Item position rows:
------------
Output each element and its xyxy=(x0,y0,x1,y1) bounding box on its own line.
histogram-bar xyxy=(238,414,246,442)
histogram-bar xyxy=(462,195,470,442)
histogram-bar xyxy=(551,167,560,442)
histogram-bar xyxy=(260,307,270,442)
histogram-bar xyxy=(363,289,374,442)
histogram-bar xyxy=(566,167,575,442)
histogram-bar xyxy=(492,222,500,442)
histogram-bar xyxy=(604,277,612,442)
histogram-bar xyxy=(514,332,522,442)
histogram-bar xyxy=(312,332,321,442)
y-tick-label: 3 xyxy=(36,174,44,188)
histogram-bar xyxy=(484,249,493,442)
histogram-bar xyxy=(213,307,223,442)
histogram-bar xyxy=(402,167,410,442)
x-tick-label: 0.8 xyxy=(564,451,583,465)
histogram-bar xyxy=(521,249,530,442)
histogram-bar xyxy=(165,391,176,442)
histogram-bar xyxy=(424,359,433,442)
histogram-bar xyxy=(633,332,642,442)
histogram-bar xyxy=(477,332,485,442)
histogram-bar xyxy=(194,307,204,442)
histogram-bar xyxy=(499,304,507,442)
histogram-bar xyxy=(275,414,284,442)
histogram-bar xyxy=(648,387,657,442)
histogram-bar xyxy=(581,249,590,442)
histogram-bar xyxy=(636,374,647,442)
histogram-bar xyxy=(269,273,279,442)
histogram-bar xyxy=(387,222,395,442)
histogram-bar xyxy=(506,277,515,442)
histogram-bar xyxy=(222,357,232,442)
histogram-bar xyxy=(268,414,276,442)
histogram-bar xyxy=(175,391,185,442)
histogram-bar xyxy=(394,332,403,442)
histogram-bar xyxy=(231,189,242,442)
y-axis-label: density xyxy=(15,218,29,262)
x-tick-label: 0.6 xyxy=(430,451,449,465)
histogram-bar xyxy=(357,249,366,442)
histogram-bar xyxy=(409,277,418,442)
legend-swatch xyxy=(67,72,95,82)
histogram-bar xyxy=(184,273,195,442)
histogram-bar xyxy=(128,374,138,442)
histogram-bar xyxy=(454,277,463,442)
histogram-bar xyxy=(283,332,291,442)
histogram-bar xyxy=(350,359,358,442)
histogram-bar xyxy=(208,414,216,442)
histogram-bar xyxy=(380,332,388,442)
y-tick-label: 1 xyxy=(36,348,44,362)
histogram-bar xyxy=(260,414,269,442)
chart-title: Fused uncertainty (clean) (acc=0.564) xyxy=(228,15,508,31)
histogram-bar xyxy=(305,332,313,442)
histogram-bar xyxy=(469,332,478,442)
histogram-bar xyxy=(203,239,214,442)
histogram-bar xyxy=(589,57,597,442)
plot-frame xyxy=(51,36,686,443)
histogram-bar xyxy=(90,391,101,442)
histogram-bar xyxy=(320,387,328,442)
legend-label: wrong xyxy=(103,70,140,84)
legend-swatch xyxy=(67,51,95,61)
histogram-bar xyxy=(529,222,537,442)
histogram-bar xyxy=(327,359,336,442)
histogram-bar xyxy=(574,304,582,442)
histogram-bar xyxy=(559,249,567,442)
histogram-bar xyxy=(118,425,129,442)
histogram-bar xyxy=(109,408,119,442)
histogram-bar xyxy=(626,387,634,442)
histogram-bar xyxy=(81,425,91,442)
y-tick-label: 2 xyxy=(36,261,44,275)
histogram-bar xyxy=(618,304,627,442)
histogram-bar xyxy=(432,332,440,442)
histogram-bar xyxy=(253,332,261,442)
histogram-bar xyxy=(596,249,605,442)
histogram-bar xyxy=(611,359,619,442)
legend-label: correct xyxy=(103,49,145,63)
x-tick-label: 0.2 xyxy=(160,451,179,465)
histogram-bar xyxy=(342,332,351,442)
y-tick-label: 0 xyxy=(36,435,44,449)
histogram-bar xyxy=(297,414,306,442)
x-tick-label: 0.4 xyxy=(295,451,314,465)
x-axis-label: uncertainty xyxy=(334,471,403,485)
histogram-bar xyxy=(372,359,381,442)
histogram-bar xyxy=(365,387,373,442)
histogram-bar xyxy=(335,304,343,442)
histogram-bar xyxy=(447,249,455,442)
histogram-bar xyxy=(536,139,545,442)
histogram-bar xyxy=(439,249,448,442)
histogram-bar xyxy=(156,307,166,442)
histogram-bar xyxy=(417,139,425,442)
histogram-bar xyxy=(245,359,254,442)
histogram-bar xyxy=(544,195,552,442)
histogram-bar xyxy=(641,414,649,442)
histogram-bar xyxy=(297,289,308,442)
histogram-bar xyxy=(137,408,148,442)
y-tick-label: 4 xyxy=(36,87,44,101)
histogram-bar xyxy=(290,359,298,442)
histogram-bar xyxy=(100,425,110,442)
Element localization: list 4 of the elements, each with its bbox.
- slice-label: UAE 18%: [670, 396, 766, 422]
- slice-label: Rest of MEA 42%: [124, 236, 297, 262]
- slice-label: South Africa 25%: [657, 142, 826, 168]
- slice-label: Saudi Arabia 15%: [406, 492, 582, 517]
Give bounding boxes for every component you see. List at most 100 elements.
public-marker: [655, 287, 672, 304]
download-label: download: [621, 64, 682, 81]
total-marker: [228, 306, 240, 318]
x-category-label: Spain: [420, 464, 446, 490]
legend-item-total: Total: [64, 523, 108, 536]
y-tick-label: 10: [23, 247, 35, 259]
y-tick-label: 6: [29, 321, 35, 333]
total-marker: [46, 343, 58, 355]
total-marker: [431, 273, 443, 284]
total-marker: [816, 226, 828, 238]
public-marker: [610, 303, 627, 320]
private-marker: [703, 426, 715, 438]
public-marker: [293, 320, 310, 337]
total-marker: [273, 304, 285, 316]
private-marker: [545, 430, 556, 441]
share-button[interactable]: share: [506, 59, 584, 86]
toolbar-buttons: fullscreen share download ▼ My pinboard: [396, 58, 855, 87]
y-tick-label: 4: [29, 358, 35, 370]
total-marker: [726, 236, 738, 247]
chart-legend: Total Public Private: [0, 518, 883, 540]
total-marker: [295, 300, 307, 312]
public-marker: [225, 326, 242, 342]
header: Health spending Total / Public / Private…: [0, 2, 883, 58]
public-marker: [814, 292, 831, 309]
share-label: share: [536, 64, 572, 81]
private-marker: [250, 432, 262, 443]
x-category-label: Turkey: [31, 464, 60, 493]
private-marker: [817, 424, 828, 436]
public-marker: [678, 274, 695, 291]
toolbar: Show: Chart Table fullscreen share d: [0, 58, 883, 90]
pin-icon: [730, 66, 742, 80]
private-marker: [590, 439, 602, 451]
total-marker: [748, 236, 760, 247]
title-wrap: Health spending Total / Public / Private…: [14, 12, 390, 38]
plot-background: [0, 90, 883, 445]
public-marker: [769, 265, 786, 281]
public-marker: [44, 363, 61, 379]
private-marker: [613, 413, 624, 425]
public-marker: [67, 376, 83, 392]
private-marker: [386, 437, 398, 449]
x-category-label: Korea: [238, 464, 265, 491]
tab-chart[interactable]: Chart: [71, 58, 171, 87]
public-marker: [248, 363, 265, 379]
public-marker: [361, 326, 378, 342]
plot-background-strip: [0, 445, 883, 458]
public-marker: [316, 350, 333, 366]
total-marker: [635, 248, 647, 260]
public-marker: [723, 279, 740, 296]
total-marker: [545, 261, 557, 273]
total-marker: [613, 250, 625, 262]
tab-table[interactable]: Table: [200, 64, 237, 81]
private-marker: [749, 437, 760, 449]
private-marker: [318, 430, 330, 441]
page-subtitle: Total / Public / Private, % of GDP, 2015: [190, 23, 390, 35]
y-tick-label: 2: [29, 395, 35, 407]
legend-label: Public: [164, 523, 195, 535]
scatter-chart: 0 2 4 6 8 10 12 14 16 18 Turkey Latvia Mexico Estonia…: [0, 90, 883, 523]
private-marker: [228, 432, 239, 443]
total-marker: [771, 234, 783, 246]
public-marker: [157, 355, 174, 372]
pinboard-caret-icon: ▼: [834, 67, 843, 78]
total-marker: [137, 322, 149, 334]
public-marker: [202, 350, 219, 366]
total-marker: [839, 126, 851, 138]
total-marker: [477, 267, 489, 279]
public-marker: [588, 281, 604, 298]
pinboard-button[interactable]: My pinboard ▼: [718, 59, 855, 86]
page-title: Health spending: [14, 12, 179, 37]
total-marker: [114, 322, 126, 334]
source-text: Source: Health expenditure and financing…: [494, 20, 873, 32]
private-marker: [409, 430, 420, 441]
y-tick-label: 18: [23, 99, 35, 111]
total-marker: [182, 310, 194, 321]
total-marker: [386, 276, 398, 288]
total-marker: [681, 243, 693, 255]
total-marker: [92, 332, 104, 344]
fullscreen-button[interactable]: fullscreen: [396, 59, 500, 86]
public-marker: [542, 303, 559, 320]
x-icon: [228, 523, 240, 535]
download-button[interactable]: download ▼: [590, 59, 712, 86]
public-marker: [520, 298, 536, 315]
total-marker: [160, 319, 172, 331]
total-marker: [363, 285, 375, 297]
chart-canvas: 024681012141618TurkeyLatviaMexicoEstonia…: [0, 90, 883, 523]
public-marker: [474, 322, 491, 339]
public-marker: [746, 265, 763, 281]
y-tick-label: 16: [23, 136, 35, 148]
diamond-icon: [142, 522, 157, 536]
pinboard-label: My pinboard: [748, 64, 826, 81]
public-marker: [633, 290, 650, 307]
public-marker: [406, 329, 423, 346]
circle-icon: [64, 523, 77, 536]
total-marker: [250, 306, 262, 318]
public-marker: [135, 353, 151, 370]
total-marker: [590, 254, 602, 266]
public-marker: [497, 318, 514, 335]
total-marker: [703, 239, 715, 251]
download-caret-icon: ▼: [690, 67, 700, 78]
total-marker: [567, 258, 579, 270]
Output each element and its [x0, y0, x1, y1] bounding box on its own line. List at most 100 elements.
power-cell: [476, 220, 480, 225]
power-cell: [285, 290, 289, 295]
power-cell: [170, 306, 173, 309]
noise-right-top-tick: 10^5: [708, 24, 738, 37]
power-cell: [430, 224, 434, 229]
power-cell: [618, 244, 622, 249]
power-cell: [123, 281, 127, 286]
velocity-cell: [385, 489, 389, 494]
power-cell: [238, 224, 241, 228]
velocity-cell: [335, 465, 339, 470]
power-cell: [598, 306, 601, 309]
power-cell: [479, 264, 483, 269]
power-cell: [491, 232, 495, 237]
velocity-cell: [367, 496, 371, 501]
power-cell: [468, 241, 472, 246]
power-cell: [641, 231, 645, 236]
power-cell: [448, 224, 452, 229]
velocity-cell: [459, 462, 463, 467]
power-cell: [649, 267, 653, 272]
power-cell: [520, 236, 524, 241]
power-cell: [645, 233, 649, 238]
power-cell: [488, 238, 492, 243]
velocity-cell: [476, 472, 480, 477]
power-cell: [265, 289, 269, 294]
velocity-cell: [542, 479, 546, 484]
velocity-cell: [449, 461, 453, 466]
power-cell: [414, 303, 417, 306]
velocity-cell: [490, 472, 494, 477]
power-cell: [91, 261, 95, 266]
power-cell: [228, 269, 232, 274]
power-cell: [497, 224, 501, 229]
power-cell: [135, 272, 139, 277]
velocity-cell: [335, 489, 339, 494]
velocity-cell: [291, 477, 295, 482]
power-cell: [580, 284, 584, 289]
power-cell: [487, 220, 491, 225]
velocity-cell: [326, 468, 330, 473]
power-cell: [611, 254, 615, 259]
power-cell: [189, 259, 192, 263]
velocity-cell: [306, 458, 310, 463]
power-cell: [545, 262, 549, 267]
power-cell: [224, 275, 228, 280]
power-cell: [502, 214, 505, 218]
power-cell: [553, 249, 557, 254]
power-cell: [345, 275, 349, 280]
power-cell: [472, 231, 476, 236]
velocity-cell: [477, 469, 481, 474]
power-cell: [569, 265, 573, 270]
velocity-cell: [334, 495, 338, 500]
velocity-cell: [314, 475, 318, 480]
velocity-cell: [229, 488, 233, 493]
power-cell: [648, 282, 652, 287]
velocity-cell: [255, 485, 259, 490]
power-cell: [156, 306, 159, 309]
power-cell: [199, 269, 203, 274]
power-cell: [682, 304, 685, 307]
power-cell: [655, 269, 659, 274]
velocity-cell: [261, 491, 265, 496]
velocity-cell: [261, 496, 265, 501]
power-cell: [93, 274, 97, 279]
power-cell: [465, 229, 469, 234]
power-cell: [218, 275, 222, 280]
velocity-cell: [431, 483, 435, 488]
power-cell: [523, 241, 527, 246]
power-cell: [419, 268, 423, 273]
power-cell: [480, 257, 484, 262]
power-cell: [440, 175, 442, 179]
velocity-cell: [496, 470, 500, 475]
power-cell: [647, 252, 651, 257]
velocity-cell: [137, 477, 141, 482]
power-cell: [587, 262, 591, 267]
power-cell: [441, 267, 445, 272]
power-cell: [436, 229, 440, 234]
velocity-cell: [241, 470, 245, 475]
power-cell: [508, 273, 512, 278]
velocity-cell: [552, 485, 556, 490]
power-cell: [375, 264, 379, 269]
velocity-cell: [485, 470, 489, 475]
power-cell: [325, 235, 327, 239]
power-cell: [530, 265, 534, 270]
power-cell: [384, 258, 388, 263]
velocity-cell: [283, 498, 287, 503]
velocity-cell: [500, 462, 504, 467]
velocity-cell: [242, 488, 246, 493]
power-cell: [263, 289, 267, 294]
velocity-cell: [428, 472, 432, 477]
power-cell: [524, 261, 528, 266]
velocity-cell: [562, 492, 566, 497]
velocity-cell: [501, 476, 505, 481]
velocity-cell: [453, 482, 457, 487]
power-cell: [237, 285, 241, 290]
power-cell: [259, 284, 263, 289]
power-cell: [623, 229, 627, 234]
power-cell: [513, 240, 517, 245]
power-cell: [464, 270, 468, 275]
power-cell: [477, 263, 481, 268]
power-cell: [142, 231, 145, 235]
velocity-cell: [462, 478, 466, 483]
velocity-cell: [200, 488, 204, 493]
------------
Quote the rows above verbatim, from the first row through the line containing "histogram-bar xyxy=(394,332,403,442)", inclusive.

▶ The response:
Output each element and its xyxy=(x0,y0,x1,y1) bounding box on its own line.
histogram-bar xyxy=(238,414,246,442)
histogram-bar xyxy=(462,195,470,442)
histogram-bar xyxy=(551,167,560,442)
histogram-bar xyxy=(260,307,270,442)
histogram-bar xyxy=(363,289,374,442)
histogram-bar xyxy=(566,167,575,442)
histogram-bar xyxy=(492,222,500,442)
histogram-bar xyxy=(604,277,612,442)
histogram-bar xyxy=(514,332,522,442)
histogram-bar xyxy=(312,332,321,442)
y-tick-label: 3 xyxy=(36,174,44,188)
histogram-bar xyxy=(484,249,493,442)
histogram-bar xyxy=(213,307,223,442)
histogram-bar xyxy=(402,167,410,442)
x-tick-label: 0.8 xyxy=(564,451,583,465)
histogram-bar xyxy=(521,249,530,442)
histogram-bar xyxy=(165,391,176,442)
histogram-bar xyxy=(424,359,433,442)
histogram-bar xyxy=(633,332,642,442)
histogram-bar xyxy=(477,332,485,442)
histogram-bar xyxy=(194,307,204,442)
histogram-bar xyxy=(499,304,507,442)
histogram-bar xyxy=(275,414,284,442)
histogram-bar xyxy=(648,387,657,442)
histogram-bar xyxy=(581,249,590,442)
histogram-bar xyxy=(636,374,647,442)
histogram-bar xyxy=(269,273,279,442)
histogram-bar xyxy=(387,222,395,442)
histogram-bar xyxy=(506,277,515,442)
histogram-bar xyxy=(222,357,232,442)
histogram-bar xyxy=(268,414,276,442)
histogram-bar xyxy=(175,391,185,442)
histogram-bar xyxy=(394,332,403,442)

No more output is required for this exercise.